** START **

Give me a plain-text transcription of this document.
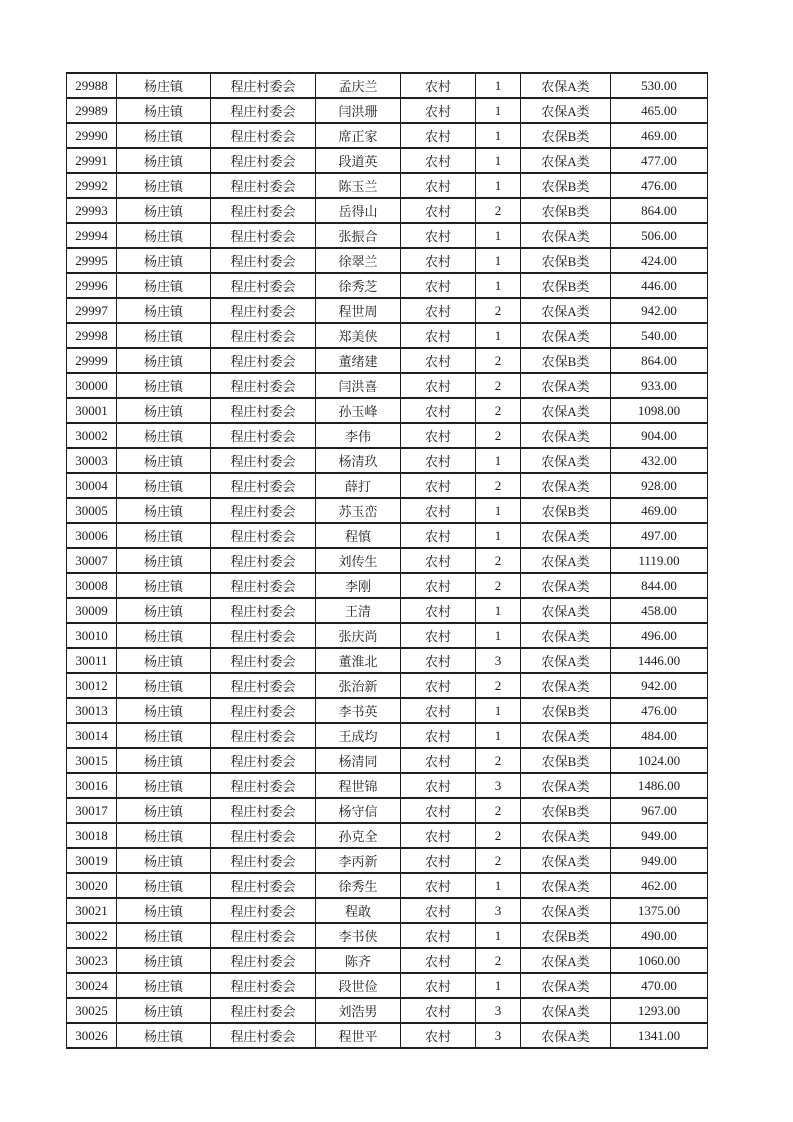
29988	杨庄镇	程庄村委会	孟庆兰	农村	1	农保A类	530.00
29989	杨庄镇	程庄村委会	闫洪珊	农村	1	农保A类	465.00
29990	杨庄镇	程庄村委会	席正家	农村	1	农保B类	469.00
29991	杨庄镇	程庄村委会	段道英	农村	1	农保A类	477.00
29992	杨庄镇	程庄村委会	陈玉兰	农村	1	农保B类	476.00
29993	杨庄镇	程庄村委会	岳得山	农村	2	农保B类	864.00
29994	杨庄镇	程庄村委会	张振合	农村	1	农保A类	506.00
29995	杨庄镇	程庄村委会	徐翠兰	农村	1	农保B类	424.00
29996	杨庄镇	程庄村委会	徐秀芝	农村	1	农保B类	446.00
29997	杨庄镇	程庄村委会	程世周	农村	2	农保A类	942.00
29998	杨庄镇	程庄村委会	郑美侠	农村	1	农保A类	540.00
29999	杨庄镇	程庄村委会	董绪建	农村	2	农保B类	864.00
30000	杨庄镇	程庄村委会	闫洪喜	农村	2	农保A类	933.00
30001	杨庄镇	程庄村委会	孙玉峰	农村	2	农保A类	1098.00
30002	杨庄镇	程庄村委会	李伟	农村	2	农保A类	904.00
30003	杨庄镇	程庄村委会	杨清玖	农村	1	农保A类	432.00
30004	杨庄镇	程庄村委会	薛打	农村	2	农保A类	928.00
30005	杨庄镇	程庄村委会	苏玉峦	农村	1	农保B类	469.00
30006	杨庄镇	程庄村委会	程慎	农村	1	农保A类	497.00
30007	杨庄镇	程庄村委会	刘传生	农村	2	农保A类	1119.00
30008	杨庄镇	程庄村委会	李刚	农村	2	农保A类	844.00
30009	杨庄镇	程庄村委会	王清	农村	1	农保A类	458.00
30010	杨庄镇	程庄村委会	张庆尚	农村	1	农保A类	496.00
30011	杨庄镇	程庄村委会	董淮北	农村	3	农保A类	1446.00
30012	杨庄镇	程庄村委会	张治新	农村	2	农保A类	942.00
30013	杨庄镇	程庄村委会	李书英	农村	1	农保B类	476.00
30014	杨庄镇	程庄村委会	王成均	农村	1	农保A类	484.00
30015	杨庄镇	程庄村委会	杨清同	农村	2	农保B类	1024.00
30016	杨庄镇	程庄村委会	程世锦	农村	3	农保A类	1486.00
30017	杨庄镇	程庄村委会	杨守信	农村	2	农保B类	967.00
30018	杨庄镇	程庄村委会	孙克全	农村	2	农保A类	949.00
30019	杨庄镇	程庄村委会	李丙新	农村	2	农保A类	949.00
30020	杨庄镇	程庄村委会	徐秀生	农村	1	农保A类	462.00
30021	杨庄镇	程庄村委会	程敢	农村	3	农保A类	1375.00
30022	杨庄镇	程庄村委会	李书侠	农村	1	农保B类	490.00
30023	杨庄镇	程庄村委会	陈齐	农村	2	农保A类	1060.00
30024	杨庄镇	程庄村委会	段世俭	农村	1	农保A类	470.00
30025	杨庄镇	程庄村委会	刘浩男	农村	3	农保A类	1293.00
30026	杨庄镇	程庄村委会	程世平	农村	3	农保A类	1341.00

** END **

▶ _The exercise_: Examine the listing and say how many of its lines contain the string "农保B类". Give the number alone.

▶ _Task solution_: 11